◆ **TASK**: Give all of the lines again, with nothing added or dropped.
▼
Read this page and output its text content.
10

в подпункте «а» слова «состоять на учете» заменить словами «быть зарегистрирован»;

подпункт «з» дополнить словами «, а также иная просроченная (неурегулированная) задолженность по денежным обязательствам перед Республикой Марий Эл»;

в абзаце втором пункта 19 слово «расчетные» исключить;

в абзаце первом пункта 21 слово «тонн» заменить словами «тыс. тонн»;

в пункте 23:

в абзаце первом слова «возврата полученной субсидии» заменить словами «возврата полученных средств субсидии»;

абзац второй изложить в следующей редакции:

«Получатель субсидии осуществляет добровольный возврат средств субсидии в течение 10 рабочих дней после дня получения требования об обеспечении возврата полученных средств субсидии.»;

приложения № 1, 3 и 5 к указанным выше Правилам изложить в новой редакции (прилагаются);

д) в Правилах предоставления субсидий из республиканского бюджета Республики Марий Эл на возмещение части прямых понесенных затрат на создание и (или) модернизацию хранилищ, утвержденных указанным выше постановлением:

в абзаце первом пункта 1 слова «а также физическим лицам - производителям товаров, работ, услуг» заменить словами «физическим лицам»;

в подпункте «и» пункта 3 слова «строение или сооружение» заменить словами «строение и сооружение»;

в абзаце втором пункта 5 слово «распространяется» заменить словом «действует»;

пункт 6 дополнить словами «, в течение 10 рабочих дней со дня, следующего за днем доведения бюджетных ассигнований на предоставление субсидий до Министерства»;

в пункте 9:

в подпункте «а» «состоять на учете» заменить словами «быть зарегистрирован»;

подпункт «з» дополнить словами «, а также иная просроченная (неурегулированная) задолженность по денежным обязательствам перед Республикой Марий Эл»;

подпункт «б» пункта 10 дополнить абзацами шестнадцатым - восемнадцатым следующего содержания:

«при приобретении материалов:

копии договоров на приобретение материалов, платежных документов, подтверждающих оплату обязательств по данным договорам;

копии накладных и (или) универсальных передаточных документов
▲
◆ **SOLUTION TO THE PROBLEM**:
Read this page and output its text content.
10

в подпункте «а» слова «состоять на учете» заменить словами «быть зарегистрирован»;

подпункт «з» дополнить словами «, а также иная просроченная (неурегулированная) задолженность по денежным обязательствам перед Республикой Марий Эл»;

в абзаце втором пункта 19 слово «расчетные» исключить;

в абзаце первом пункта 21 слово «тонн» заменить словами «тыс. тонн»;

в пункте 23:

в абзаце первом слова «возврата полученной субсидии» заменить словами «возврата полученных средств субсидии»;

абзац второй изложить в следующей редакции:

«Получатель субсидии осуществляет добровольный возврат средств субсидии в течение 10 рабочих дней после дня получения требования об обеспечении возврата полученных средств субсидии.»;

приложения № 1, 3 и 5 к указанным выше Правилам изложить в новой редакции (прилагаются);

д) в Правилах предоставления субсидий из республиканского бюджета Республики Марий Эл на возмещение части прямых понесенных затрат на создание и (или) модернизацию хранилищ, утвержденных указанным выше постановлением:

в абзаце первом пункта 1 слова «а также физическим лицам - производителям товаров, работ, услуг» заменить словами «физическим лицам»;

в подпункте «и» пункта 3 слова «строение или сооружение» заменить словами «строение и сооружение»;

в абзаце втором пункта 5 слово «распространяется» заменить словом «действует»;

пункт 6 дополнить словами «, в течение 10 рабочих дней со дня, следующего за днем доведения бюджетных ассигнований на предоставление субсидий до Министерства»;

в пункте 9:

в подпункте «а» «состоять на учете» заменить словами «быть зарегистрирован»;

подпункт «з» дополнить словами «, а также иная просроченная (неурегулированная) задолженность по денежным обязательствам перед Республикой Марий Эл»;

подпункт «б» пункта 10 дополнить абзацами шестнадцатым - восемнадцатым следующего содержания:

«при приобретении материалов:

копии договоров на приобретение материалов, платежных документов, подтверждающих оплату обязательств по данным договорам;

копии накладных и (или) универсальных передаточных документов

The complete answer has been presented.